[Dataset excerpt]
-------------------------

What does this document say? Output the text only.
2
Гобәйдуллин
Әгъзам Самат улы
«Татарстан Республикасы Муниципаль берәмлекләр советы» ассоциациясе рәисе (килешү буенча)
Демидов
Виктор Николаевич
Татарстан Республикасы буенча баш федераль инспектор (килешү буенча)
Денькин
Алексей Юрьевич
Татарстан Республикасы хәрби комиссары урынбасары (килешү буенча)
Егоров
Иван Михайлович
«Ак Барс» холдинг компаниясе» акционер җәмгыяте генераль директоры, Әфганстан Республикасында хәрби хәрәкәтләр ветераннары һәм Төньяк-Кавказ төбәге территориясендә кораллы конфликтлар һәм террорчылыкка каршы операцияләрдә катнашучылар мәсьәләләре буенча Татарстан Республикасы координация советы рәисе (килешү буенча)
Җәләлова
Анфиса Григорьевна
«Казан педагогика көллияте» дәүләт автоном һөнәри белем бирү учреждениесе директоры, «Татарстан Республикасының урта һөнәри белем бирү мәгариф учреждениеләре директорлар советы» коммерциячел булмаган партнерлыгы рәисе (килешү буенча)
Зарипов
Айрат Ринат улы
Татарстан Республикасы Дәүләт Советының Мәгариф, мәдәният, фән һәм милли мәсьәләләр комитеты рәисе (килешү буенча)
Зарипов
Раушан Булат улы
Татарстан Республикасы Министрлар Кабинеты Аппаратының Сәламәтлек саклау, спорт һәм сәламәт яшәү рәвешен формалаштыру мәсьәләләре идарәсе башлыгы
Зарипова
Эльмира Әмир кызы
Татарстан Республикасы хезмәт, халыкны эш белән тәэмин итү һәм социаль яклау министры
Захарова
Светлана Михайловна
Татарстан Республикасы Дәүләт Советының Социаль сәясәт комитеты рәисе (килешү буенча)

-------------------------

Instructions for the task>
Your task is to pick out every line with the string "директоры" and copy it.

Result for this exercise>
«Ак Барс» холдинг компаниясе» акционер җәмгыяте генераль директоры, Әфганстан Республикасында хәрби хәрәкәтләр ветераннары һәм Төньяк-Кавказ төбәге территориясендә кораллы конфликтлар һәм террорчылыкка каршы операцияләрдә катнашучылар мәсьәләләре буенча Татарстан Республикасы координация советы рәисе (килешү буенча)
«Казан педагогика көллияте» дәүләт автоном һөнәри белем бирү учреждениесе директоры, «Татарстан Республикасының урта һөнәри белем бирү мәгариф учреждениеләре директорлар советы» коммерциячел булмаган партнерлыгы рәисе (килешү буенча)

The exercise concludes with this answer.